>>>>>

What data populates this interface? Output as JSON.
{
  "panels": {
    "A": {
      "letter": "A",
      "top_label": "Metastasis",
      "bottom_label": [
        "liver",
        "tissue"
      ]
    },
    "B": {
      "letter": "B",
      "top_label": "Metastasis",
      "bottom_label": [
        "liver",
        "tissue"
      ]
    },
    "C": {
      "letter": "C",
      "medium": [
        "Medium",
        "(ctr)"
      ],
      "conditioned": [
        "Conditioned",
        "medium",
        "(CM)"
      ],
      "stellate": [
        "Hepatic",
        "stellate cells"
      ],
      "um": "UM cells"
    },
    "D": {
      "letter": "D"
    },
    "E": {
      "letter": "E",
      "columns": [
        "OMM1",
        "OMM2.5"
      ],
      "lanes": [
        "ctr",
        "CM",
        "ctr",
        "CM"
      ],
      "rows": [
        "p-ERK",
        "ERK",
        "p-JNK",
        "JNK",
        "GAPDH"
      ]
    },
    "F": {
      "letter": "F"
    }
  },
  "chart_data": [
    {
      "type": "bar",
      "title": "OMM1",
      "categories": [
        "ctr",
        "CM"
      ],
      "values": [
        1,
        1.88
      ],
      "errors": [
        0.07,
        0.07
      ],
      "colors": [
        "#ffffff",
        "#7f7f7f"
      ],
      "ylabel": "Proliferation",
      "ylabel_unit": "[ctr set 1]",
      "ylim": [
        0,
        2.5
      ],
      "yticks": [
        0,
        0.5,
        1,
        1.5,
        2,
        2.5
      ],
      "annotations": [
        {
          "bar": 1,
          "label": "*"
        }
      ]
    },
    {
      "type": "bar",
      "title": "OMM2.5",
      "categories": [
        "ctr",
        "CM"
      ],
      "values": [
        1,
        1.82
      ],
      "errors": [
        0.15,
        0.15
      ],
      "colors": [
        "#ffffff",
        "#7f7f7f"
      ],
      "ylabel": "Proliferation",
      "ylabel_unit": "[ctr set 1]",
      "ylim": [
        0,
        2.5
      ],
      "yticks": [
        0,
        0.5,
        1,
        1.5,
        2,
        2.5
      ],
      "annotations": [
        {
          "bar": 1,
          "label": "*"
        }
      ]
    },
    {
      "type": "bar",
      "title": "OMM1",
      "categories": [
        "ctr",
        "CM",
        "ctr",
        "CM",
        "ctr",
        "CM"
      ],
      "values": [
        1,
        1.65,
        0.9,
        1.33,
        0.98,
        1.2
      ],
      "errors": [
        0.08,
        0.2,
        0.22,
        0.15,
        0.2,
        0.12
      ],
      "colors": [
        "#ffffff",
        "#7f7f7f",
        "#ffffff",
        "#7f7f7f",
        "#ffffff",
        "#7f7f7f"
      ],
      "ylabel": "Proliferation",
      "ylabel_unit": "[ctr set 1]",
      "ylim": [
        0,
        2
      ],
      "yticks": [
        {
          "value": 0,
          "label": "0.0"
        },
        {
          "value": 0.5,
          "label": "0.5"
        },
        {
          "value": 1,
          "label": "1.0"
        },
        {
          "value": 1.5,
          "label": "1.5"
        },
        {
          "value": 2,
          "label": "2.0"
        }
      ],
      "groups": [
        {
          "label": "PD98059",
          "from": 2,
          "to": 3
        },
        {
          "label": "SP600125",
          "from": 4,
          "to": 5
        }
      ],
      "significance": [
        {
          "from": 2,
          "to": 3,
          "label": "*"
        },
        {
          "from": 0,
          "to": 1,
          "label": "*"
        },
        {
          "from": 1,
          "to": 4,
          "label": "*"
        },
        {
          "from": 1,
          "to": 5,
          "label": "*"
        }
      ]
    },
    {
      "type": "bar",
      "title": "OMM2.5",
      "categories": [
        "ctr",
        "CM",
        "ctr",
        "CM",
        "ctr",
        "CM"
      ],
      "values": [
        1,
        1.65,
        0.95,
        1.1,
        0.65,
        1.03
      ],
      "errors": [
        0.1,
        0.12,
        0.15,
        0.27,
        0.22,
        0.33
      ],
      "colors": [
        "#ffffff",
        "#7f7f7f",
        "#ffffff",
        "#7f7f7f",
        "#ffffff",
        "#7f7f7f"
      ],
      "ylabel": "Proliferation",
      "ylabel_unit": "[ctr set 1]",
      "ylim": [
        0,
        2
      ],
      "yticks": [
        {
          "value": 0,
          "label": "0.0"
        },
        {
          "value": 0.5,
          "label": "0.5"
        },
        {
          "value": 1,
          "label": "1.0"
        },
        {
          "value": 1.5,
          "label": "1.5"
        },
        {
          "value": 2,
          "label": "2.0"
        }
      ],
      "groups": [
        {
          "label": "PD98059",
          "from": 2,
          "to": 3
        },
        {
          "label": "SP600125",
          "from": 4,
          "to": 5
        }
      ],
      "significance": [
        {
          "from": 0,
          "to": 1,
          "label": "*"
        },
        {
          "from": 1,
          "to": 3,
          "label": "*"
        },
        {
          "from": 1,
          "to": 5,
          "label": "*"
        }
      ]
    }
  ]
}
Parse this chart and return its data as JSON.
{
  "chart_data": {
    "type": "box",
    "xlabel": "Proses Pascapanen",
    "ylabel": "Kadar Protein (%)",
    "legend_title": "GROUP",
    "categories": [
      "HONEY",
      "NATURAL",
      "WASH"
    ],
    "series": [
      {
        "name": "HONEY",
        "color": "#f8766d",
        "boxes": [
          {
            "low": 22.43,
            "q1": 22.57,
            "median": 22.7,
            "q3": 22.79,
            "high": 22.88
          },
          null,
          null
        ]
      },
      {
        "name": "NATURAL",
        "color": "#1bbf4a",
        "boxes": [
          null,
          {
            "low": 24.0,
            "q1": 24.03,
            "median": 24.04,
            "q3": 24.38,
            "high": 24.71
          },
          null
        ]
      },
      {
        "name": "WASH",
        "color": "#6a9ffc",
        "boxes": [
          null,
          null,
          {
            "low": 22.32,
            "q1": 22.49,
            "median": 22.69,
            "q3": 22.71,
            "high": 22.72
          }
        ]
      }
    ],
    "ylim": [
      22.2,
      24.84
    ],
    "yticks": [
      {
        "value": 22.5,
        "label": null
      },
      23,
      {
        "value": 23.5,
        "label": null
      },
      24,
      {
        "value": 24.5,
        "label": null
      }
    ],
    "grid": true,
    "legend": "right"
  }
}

<<<<<

- _Exercise requirements_: Each record shown above must be printed once more, exactly.

- _Finished exercise_:
What data populates this interface? Output as JSON.
{
  "panels": {
    "A": {
      "letter": "A",
      "top_label": "Metastasis",
      "bottom_label": [
        "liver",
        "tissue"
      ]
    },
    "B": {
      "letter": "B",
      "top_label": "Metastasis",
      "bottom_label": [
        "liver",
        "tissue"
      ]
    },
    "C": {
      "letter": "C",
      "medium": [
        "Medium",
        "(ctr)"
      ],
      "conditioned": [
        "Conditioned",
        "medium",
        "(CM)"
      ],
      "stellate": [
        "Hepatic",
        "stellate cells"
      ],
      "um": "UM cells"
    },
    "D": {
      "letter": "D"
    },
    "E": {
      "letter": "E",
      "columns": [
        "OMM1",
        "OMM2.5"
      ],
      "lanes": [
        "ctr",
        "CM",
        "ctr",
        "CM"
      ],
      "rows": [
        "p-ERK",
        "ERK",
        "p-JNK",
        "JNK",
        "GAPDH"
      ]
    },
    "F": {
      "letter": "F"
    }
  },
  "chart_data": [
    {
      "type": "bar",
      "title": "OMM1",
      "categories": [
        "ctr",
        "CM"
      ],
      "values": [
        1,
        1.88
      ],
      "errors": [
        0.07,
        0.07
      ],
      "colors": [
        "#ffffff",
        "#7f7f7f"
      ],
      "ylabel": "Proliferation",
      "ylabel_unit": "[ctr set 1]",
      "ylim": [
        0,
        2.5
      ],
      "yticks": [
        0,
        0.5,
        1,
        1.5,
        2,
        2.5
      ],
      "annotations": [
        {
          "bar": 1,
          "label": "*"
        }
      ]
    },
    {
      "type": "bar",
      "title": "OMM2.5",
      "categories": [
        "ctr",
        "CM"
      ],
      "values": [
        1,
        1.82
      ],
      "errors": [
        0.15,
        0.15
      ],
      "colors": [
        "#ffffff",
        "#7f7f7f"
      ],
      "ylabel": "Proliferation",
      "ylabel_unit": "[ctr set 1]",
      "ylim": [
        0,
        2.5
      ],
      "yticks": [
        0,
        0.5,
        1,
        1.5,
        2,
        2.5
      ],
      "annotations": [
        {
          "bar": 1,
          "label": "*"
        }
      ]
    },
    {
      "type": "bar",
      "title": "OMM1",
      "categories": [
        "ctr",
        "CM",
        "ctr",
        "CM",
        "ctr",
        "CM"
      ],
      "values": [
        1,
        1.65,
        0.9,
        1.33,
        0.98,
        1.2
      ],
      "errors": [
        0.08,
        0.2,
        0.22,
        0.15,
        0.2,
        0.12
      ],
      "colors": [
        "#ffffff",
        "#7f7f7f",
        "#ffffff",
        "#7f7f7f",
        "#ffffff",
        "#7f7f7f"
      ],
      "ylabel": "Proliferation",
      "ylabel_unit": "[ctr set 1]",
      "ylim": [
        0,
        2
      ],
      "yticks": [
        {
          "value": 0,
          "label": "0.0"
        },
        {
          "value": 0.5,
          "label": "0.5"
        },
        {
          "value": 1,
          "label": "1.0"
        },
        {
          "value": 1.5,
          "label": "1.5"
        },
        {
          "value": 2,
          "label": "2.0"
        }
      ],
      "groups": [
        {
          "label": "PD98059",
          "from": 2,
          "to": 3
        },
        {
          "label": "SP600125",
          "from": 4,
          "to": 5
        }
      ],
      "significance": [
        {
          "from": 2,
          "to": 3,
          "label": "*"
        },
        {
          "from": 0,
          "to": 1,
          "label": "*"
        },
        {
          "from": 1,
          "to": 4,
          "label": "*"
        },
        {
          "from": 1,
          "to": 5,
          "label": "*"
        }
      ]
    },
    {
      "type": "bar",
      "title": "OMM2.5",
      "categories": [
        "ctr",
        "CM",
        "ctr",
        "CM",
        "ctr",
        "CM"
      ],
      "values": [
        1,
        1.65,
        0.95,
        1.1,
        0.65,
        1.03
      ],
      "errors": [
        0.1,
        0.12,
        0.15,
        0.27,
        0.22,
        0.33
      ],
      "colors": [
        "#ffffff",
        "#7f7f7f",
        "#ffffff",
        "#7f7f7f",
        "#ffffff",
        "#7f7f7f"
      ],
      "ylabel": "Proliferation",
      "ylabel_unit": "[ctr set 1]",
      "ylim": [
        0,
        2
      ],
      "yticks": [
        {
          "value": 0,
          "label": "0.0"
        },
        {
          "value": 0.5,
          "label": "0.5"
        },
        {
          "value": 1,
          "label": "1.0"
        },
        {
          "value": 1.5,
          "label": "1.5"
        },
        {
          "value": 2,
          "label": "2.0"
        }
      ],
      "groups": [
        {
          "label": "PD98059",
          "from": 2,
          "to": 3
        },
        {
          "label": "SP600125",
          "from": 4,
          "to": 5
        }
      ],
      "significance": [
        {
          "from": 0,
          "to": 1,
          "label": "*"
        },
        {
          "from": 1,
          "to": 3,
          "label": "*"
        },
        {
          "from": 1,
          "to": 5,
          "label": "*"
        }
      ]
    }
  ]
}
Parse this chart and return its data as JSON.
{
  "chart_data": {
    "type": "box",
    "xlabel": "Proses Pascapanen",
    "ylabel": "Kadar Protein (%)",
    "legend_title": "GROUP",
    "categories": [
      "HONEY",
      "NATURAL",
      "WASH"
    ],
    "series": [
      {
        "name": "HONEY",
        "color": "#f8766d",
        "boxes": [
          {
            "low": 22.43,
            "q1": 22.57,
            "median": 22.7,
            "q3": 22.79,
            "high": 22.88
          },
          null,
          null
        ]
      },
      {
        "name": "NATURAL",
        "color": "#1bbf4a",
        "boxes": [
          null,
          {
            "low": 24.0,
            "q1": 24.03,
            "median": 24.04,
            "q3": 24.38,
            "high": 24.71
          },
          null
        ]
      },
      {
        "name": "WASH",
        "color": "#6a9ffc",
        "boxes": [
          null,
          null,
          {
            "low": 22.32,
            "q1": 22.49,
            "median": 22.69,
            "q3": 22.71,
            "high": 22.72
          }
        ]
      }
    ],
    "ylim": [
      22.2,
      24.84
    ],
    "yticks": [
      {
        "value": 22.5,
        "label": null
      },
      23,
      {
        "value": 23.5,
        "label": null
      },
      24,
      {
        "value": 24.5,
        "label": null
      }
    ],
    "grid": true,
    "legend": "right"
  }
}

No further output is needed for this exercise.